Listings of regions and labels:
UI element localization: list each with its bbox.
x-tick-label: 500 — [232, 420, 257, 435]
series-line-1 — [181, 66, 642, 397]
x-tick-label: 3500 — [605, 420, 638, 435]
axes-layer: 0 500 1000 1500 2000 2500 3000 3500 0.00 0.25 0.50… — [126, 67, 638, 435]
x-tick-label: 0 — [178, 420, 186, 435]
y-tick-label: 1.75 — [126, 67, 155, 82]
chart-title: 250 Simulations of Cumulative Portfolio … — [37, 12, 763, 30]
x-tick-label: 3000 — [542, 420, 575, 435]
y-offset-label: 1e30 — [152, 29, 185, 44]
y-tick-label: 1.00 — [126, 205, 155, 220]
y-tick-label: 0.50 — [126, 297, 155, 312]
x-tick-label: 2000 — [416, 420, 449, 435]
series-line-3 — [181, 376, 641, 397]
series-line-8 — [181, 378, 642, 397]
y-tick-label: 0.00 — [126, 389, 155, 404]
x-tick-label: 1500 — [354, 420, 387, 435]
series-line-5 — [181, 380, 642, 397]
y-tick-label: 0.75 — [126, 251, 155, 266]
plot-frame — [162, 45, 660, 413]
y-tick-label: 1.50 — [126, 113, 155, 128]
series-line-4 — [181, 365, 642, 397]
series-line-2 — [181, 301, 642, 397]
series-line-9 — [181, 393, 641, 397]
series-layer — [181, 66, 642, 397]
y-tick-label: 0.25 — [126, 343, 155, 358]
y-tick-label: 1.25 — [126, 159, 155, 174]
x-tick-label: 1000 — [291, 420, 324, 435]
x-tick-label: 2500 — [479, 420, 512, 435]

* What the task asks: Count the rows above that contain the string "line", matching case exactly, and reply with the number alone.

* Result of the task: 7